## Material shown
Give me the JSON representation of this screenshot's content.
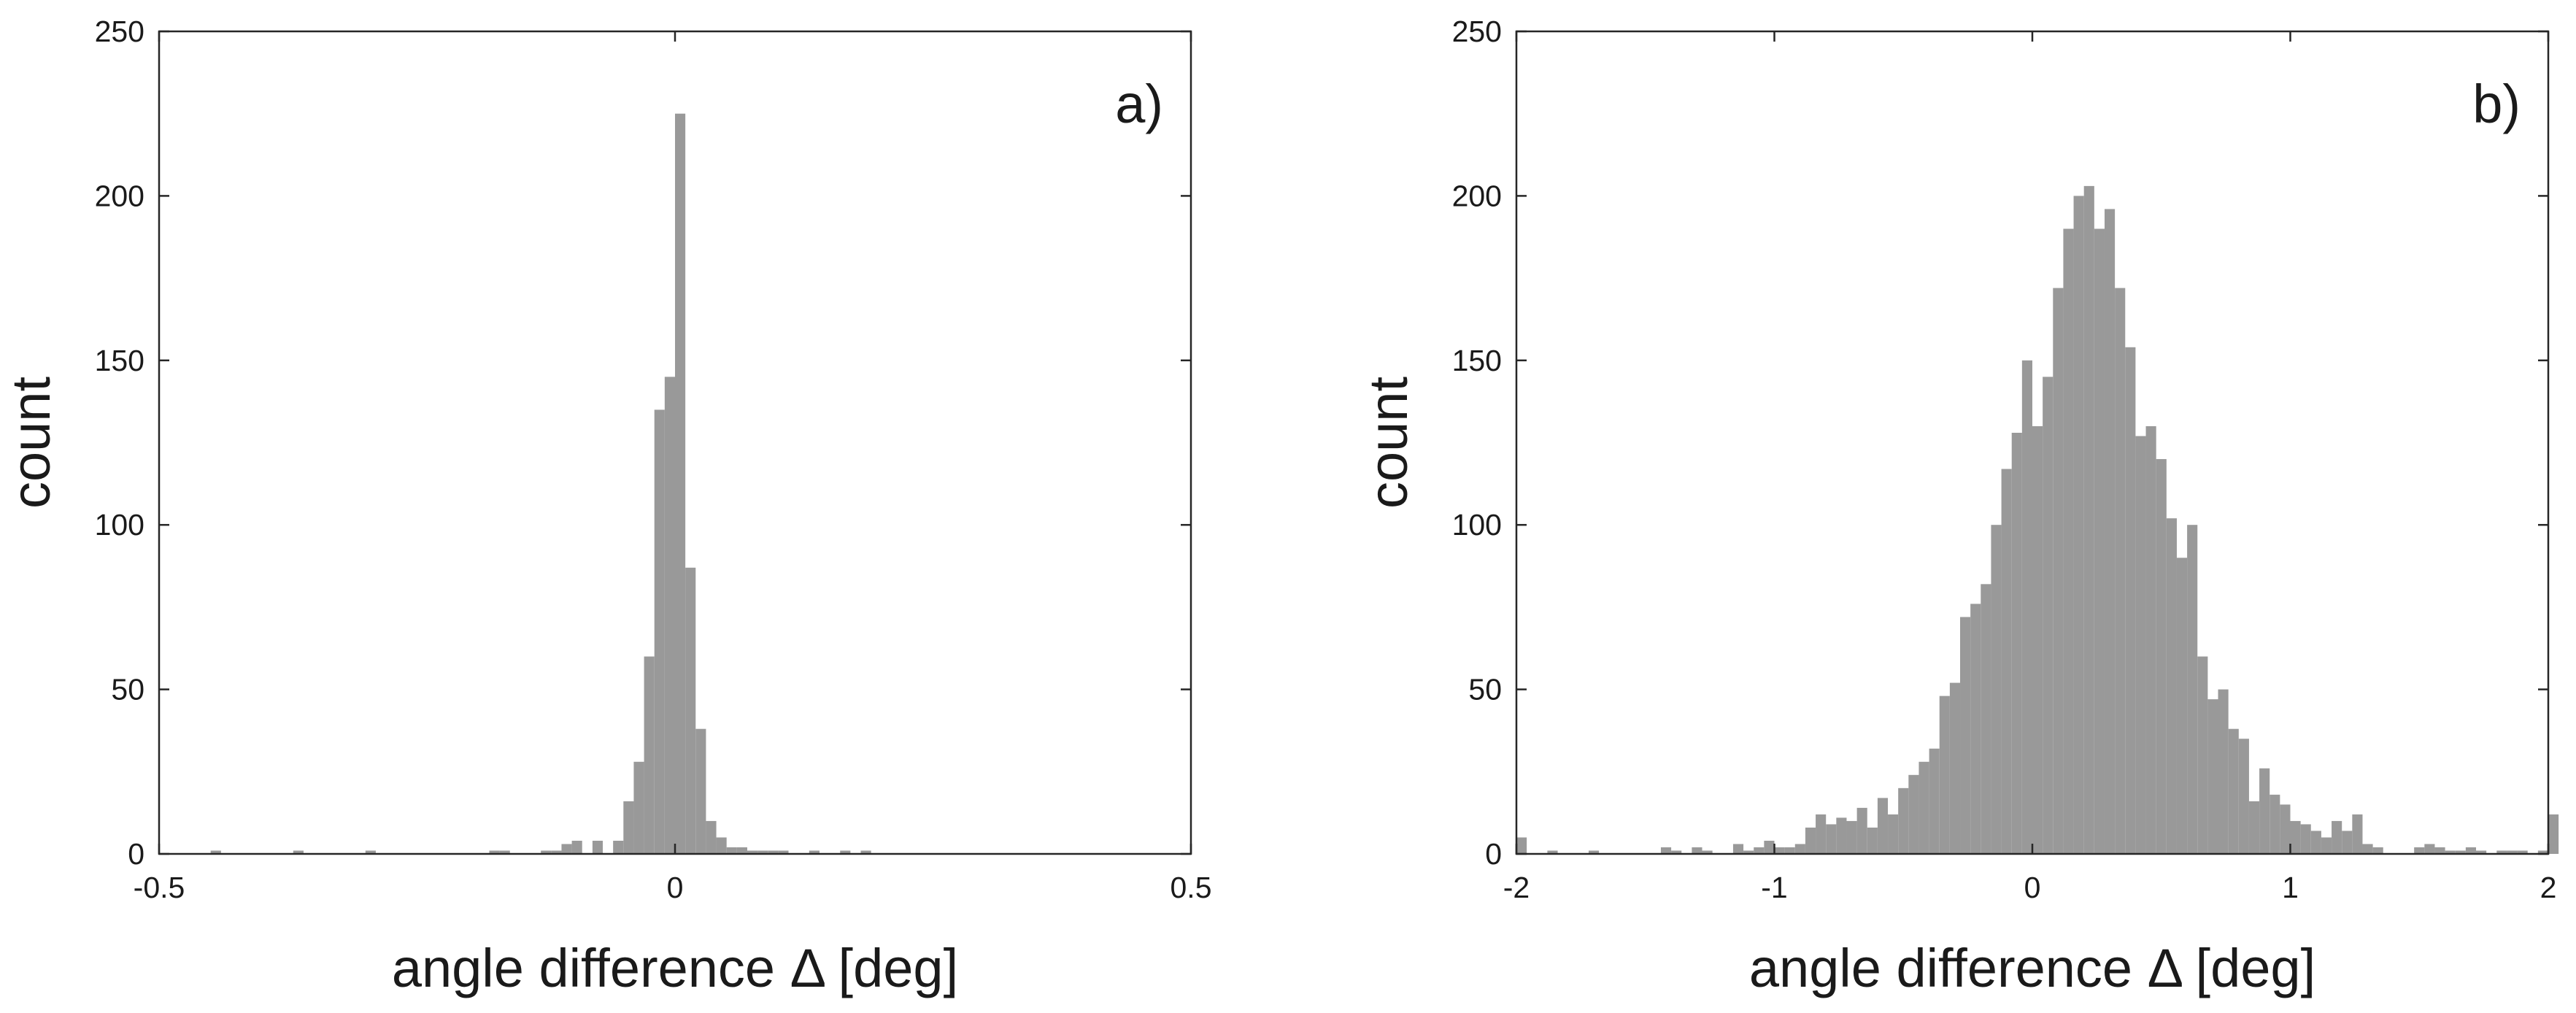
{
  "chart_data": [
    {
      "type": "bar",
      "panel_label": "a)",
      "xlabel": "angle difference Δ [deg]",
      "ylabel": "count",
      "xlim": [
        -0.5,
        0.5
      ],
      "ylim": [
        0,
        250
      ],
      "xticks": [
        -0.5,
        0,
        0.5
      ],
      "xtick_labels": [
        "-0.5",
        "0",
        "0.5"
      ],
      "yticks": [
        0,
        50,
        100,
        150,
        200,
        250
      ],
      "ytick_labels": [
        "0",
        "50",
        "100",
        "150",
        "200",
        "250"
      ],
      "bin_width": 0.01,
      "bin_starts": [
        -0.45,
        -0.37,
        -0.3,
        -0.18,
        -0.17,
        -0.13,
        -0.12,
        -0.11,
        -0.1,
        -0.08,
        -0.06,
        -0.05,
        -0.04,
        -0.03,
        -0.02,
        -0.01,
        0.0,
        0.01,
        0.02,
        0.03,
        0.04,
        0.05,
        0.06,
        0.07,
        0.08,
        0.09,
        0.1,
        0.13,
        0.16,
        0.18
      ],
      "values": [
        1,
        1,
        1,
        1,
        1,
        1,
        1,
        3,
        4,
        4,
        4,
        16,
        28,
        60,
        135,
        145,
        225,
        87,
        38,
        10,
        5,
        2,
        2,
        1,
        1,
        1,
        1,
        1,
        1,
        1
      ],
      "grid": false
    },
    {
      "type": "bar",
      "panel_label": "b)",
      "xlabel": "angle difference Δ [deg]",
      "ylabel": "count",
      "xlim": [
        -2,
        2
      ],
      "ylim": [
        0,
        250
      ],
      "xticks": [
        -2,
        -1,
        0,
        1,
        2
      ],
      "xtick_labels": [
        "-2",
        "-1",
        "0",
        "1",
        "2"
      ],
      "yticks": [
        0,
        50,
        100,
        150,
        200,
        250
      ],
      "ytick_labels": [
        "0",
        "50",
        "100",
        "150",
        "200",
        "250"
      ],
      "bin_width": 0.04,
      "bin_start": -2.0,
      "values": [
        5,
        0,
        0,
        1,
        0,
        0,
        0,
        1,
        0,
        0,
        0,
        0,
        0,
        0,
        2,
        1,
        0,
        2,
        1,
        0,
        0,
        3,
        1,
        2,
        4,
        2,
        2,
        3,
        8,
        12,
        9,
        11,
        10,
        14,
        8,
        17,
        12,
        20,
        24,
        28,
        32,
        48,
        52,
        72,
        76,
        82,
        100,
        117,
        128,
        150,
        130,
        145,
        172,
        190,
        200,
        203,
        190,
        196,
        172,
        154,
        127,
        130,
        120,
        102,
        90,
        100,
        60,
        47,
        50,
        38,
        35,
        16,
        26,
        18,
        15,
        10,
        9,
        7,
        5,
        10,
        7,
        12,
        3,
        2,
        0,
        0,
        0,
        2,
        3,
        2,
        1,
        1,
        2,
        1,
        0,
        1,
        1,
        1,
        0,
        1,
        12
      ],
      "grid": false
    }
  ]
}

## Task requirements
Output the entries above exactly. Drop the pictures.

## Solution for this task
Give me the JSON representation of this screenshot's content.
{
  "chart_data": [
    {
      "type": "bar",
      "panel_label": "a)",
      "xlabel": "angle difference Δ [deg]",
      "ylabel": "count",
      "xlim": [
        -0.5,
        0.5
      ],
      "ylim": [
        0,
        250
      ],
      "xticks": [
        -0.5,
        0,
        0.5
      ],
      "xtick_labels": [
        "-0.5",
        "0",
        "0.5"
      ],
      "yticks": [
        0,
        50,
        100,
        150,
        200,
        250
      ],
      "ytick_labels": [
        "0",
        "50",
        "100",
        "150",
        "200",
        "250"
      ],
      "bin_width": 0.01,
      "bin_starts": [
        -0.45,
        -0.37,
        -0.3,
        -0.18,
        -0.17,
        -0.13,
        -0.12,
        -0.11,
        -0.1,
        -0.08,
        -0.06,
        -0.05,
        -0.04,
        -0.03,
        -0.02,
        -0.01,
        0.0,
        0.01,
        0.02,
        0.03,
        0.04,
        0.05,
        0.06,
        0.07,
        0.08,
        0.09,
        0.1,
        0.13,
        0.16,
        0.18
      ],
      "values": [
        1,
        1,
        1,
        1,
        1,
        1,
        1,
        3,
        4,
        4,
        4,
        16,
        28,
        60,
        135,
        145,
        225,
        87,
        38,
        10,
        5,
        2,
        2,
        1,
        1,
        1,
        1,
        1,
        1,
        1
      ],
      "grid": false
    },
    {
      "type": "bar",
      "panel_label": "b)",
      "xlabel": "angle difference Δ [deg]",
      "ylabel": "count",
      "xlim": [
        -2,
        2
      ],
      "ylim": [
        0,
        250
      ],
      "xticks": [
        -2,
        -1,
        0,
        1,
        2
      ],
      "xtick_labels": [
        "-2",
        "-1",
        "0",
        "1",
        "2"
      ],
      "yticks": [
        0,
        50,
        100,
        150,
        200,
        250
      ],
      "ytick_labels": [
        "0",
        "50",
        "100",
        "150",
        "200",
        "250"
      ],
      "bin_width": 0.04,
      "bin_start": -2.0,
      "values": [
        5,
        0,
        0,
        1,
        0,
        0,
        0,
        1,
        0,
        0,
        0,
        0,
        0,
        0,
        2,
        1,
        0,
        2,
        1,
        0,
        0,
        3,
        1,
        2,
        4,
        2,
        2,
        3,
        8,
        12,
        9,
        11,
        10,
        14,
        8,
        17,
        12,
        20,
        24,
        28,
        32,
        48,
        52,
        72,
        76,
        82,
        100,
        117,
        128,
        150,
        130,
        145,
        172,
        190,
        200,
        203,
        190,
        196,
        172,
        154,
        127,
        130,
        120,
        102,
        90,
        100,
        60,
        47,
        50,
        38,
        35,
        16,
        26,
        18,
        15,
        10,
        9,
        7,
        5,
        10,
        7,
        12,
        3,
        2,
        0,
        0,
        0,
        2,
        3,
        2,
        1,
        1,
        2,
        1,
        0,
        1,
        1,
        1,
        0,
        1,
        12
      ],
      "grid": false
    }
  ]
}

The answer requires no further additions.